- **RECORD SET**
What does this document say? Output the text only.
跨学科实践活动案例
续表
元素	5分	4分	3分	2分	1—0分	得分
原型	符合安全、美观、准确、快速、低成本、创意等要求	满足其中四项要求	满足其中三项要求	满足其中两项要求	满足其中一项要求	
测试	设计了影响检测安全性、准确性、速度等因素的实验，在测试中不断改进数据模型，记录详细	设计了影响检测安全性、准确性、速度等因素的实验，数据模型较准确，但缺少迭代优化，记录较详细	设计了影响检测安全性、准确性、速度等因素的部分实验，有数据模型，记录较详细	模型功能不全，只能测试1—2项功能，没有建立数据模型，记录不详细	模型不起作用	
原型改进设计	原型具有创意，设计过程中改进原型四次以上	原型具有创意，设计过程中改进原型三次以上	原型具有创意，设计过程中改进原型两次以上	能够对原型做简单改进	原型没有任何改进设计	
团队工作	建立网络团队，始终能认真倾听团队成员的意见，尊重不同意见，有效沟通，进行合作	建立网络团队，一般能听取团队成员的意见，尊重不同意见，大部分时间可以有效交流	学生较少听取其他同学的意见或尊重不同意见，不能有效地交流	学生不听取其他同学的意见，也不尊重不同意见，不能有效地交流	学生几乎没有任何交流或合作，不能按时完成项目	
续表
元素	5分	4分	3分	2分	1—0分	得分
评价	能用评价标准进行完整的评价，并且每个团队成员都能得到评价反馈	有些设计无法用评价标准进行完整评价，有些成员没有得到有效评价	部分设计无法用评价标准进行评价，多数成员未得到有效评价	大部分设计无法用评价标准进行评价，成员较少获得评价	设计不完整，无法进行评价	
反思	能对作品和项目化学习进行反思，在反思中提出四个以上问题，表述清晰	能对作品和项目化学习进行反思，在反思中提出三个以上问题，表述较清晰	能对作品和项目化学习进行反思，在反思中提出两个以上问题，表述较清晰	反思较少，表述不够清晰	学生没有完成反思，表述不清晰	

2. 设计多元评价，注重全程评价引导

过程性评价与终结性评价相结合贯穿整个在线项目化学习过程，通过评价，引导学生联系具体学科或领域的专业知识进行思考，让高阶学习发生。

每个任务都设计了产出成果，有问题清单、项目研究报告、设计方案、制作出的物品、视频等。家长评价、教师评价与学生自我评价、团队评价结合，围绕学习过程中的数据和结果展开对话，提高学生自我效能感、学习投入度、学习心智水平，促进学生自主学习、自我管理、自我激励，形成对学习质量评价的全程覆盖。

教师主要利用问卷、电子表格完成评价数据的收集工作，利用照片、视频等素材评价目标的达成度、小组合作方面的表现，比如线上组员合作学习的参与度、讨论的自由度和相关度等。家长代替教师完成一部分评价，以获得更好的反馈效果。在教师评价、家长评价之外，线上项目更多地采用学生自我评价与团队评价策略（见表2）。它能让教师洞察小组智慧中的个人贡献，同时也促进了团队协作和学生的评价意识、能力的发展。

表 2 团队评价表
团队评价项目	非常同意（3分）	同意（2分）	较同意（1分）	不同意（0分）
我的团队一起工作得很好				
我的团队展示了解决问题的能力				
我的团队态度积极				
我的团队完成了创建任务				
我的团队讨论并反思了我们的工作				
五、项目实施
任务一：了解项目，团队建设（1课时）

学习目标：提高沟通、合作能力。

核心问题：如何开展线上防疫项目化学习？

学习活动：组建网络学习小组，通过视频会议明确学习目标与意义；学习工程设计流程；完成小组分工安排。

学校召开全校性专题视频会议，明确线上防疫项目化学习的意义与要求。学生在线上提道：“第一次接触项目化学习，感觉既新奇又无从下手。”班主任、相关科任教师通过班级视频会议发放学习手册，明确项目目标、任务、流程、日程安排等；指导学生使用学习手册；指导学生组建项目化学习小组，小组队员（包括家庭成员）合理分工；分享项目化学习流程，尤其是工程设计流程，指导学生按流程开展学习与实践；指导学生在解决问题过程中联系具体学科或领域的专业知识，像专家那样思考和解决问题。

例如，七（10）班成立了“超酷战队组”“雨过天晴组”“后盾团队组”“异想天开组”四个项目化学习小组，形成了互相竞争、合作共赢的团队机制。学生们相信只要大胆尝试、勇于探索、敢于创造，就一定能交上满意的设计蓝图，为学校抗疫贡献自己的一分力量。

- **WHAT THE TASK ASKS**
Retype the listing exactly, in full.

- **ANSWER BELOW**
What does this document say? Output the text only.
跨学科实践活动案例
续表
元素	5分	4分	3分	2分	1—0分	得分
原型	符合安全、美观、准确、快速、低成本、创意等要求	满足其中四项要求	满足其中三项要求	满足其中两项要求	满足其中一项要求	
测试	设计了影响检测安全性、准确性、速度等因素的实验，在测试中不断改进数据模型，记录详细	设计了影响检测安全性、准确性、速度等因素的实验，数据模型较准确，但缺少迭代优化，记录较详细	设计了影响检测安全性、准确性、速度等因素的部分实验，有数据模型，记录较详细	模型功能不全，只能测试1—2项功能，没有建立数据模型，记录不详细	模型不起作用	
原型改进设计	原型具有创意，设计过程中改进原型四次以上	原型具有创意，设计过程中改进原型三次以上	原型具有创意，设计过程中改进原型两次以上	能够对原型做简单改进	原型没有任何改进设计	
团队工作	建立网络团队，始终能认真倾听团队成员的意见，尊重不同意见，有效沟通，进行合作	建立网络团队，一般能听取团队成员的意见，尊重不同意见，大部分时间可以有效交流	学生较少听取其他同学的意见或尊重不同意见，不能有效地交流	学生不听取其他同学的意见，也不尊重不同意见，不能有效地交流	学生几乎没有任何交流或合作，不能按时完成项目	
续表
元素	5分	4分	3分	2分	1—0分	得分
评价	能用评价标准进行完整的评价，并且每个团队成员都能得到评价反馈	有些设计无法用评价标准进行完整评价，有些成员没有得到有效评价	部分设计无法用评价标准进行评价，多数成员未得到有效评价	大部分设计无法用评价标准进行评价，成员较少获得评价	设计不完整，无法进行评价	
反思	能对作品和项目化学习进行反思，在反思中提出四个以上问题，表述清晰	能对作品和项目化学习进行反思，在反思中提出三个以上问题，表述较清晰	能对作品和项目化学习进行反思，在反思中提出两个以上问题，表述较清晰	反思较少，表述不够清晰	学生没有完成反思，表述不清晰	

2. 设计多元评价，注重全程评价引导

过程性评价与终结性评价相结合贯穿整个在线项目化学习过程，通过评价，引导学生联系具体学科或领域的专业知识进行思考，让高阶学习发生。

每个任务都设计了产出成果，有问题清单、项目研究报告、设计方案、制作出的物品、视频等。家长评价、教师评价与学生自我评价、团队评价结合，围绕学习过程中的数据和结果展开对话，提高学生自我效能感、学习投入度、学习心智水平，促进学生自主学习、自我管理、自我激励，形成对学习质量评价的全程覆盖。

教师主要利用问卷、电子表格完成评价数据的收集工作，利用照片、视频等素材评价目标的达成度、小组合作方面的表现，比如线上组员合作学习的参与度、讨论的自由度和相关度等。家长代替教师完成一部分评价，以获得更好的反馈效果。在教师评价、家长评价之外，线上项目更多地采用学生自我评价与团队评价策略（见表2）。它能让教师洞察小组智慧中的个人贡献，同时也促进了团队协作和学生的评价意识、能力的发展。

表 2 团队评价表
团队评价项目	非常同意（3分）	同意（2分）	较同意（1分）	不同意（0分）
我的团队一起工作得很好				
我的团队展示了解决问题的能力				
我的团队态度积极				
我的团队完成了创建任务				
我的团队讨论并反思了我们的工作				
五、项目实施
任务一：了解项目，团队建设（1课时）

学习目标：提高沟通、合作能力。

核心问题：如何开展线上防疫项目化学习？

学习活动：组建网络学习小组，通过视频会议明确学习目标与意义；学习工程设计流程；完成小组分工安排。

学校召开全校性专题视频会议，明确线上防疫项目化学习的意义与要求。学生在线上提道：“第一次接触项目化学习，感觉既新奇又无从下手。”班主任、相关科任教师通过班级视频会议发放学习手册，明确项目目标、任务、流程、日程安排等；指导学生使用学习手册；指导学生组建项目化学习小组，小组队员（包括家庭成员）合理分工；分享项目化学习流程，尤其是工程设计流程，指导学生按流程开展学习与实践；指导学生在解决问题过程中联系具体学科或领域的专业知识，像专家那样思考和解决问题。

例如，七（10）班成立了“超酷战队组”“雨过天晴组”“后盾团队组”“异想天开组”四个项目化学习小组，形成了互相竞争、合作共赢的团队机制。学生们相信只要大胆尝试、勇于探索、敢于创造，就一定能交上满意的设计蓝图，为学校抗疫贡献自己的一分力量。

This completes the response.